*Data shown*
***

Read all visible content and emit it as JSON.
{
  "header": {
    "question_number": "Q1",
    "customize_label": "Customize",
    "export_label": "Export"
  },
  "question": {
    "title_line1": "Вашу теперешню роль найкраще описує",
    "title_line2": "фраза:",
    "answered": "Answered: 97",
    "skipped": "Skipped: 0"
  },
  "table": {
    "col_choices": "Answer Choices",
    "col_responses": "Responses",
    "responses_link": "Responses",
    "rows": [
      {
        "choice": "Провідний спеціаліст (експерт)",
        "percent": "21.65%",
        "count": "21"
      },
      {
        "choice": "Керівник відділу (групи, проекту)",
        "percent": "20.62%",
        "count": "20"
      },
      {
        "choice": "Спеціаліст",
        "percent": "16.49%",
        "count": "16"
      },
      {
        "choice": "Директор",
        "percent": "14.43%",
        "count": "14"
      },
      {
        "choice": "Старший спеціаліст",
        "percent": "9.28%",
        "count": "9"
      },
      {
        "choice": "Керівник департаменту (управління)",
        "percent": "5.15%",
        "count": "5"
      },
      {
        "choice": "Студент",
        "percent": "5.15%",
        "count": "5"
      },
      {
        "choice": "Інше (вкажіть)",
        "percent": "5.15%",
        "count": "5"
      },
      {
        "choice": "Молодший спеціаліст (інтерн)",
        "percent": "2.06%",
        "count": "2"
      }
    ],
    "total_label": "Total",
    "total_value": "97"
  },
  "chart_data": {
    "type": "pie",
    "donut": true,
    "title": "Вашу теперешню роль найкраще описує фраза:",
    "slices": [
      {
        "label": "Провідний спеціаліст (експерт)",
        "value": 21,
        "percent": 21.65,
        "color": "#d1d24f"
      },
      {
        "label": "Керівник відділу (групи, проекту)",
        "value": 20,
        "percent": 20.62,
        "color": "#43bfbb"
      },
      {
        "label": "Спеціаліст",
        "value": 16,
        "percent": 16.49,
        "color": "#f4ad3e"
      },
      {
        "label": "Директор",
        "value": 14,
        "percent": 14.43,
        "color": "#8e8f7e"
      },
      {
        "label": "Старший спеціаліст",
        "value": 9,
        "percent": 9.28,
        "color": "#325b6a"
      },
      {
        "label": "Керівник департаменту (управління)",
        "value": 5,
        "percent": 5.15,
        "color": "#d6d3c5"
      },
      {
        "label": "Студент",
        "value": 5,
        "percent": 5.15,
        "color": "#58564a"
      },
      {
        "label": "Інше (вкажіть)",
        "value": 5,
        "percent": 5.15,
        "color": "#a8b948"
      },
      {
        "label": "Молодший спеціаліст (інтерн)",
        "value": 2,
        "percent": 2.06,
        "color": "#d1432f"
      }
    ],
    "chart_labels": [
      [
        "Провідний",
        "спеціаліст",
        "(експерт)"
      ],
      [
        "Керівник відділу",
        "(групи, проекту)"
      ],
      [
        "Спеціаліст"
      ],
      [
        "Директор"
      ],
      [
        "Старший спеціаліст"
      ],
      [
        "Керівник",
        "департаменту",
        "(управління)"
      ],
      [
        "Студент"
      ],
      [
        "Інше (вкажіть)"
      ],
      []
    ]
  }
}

***

*Work required*
Report the number of lines in the listing that include the string "вкажіть"; give nothing but the number.

*The answer*
3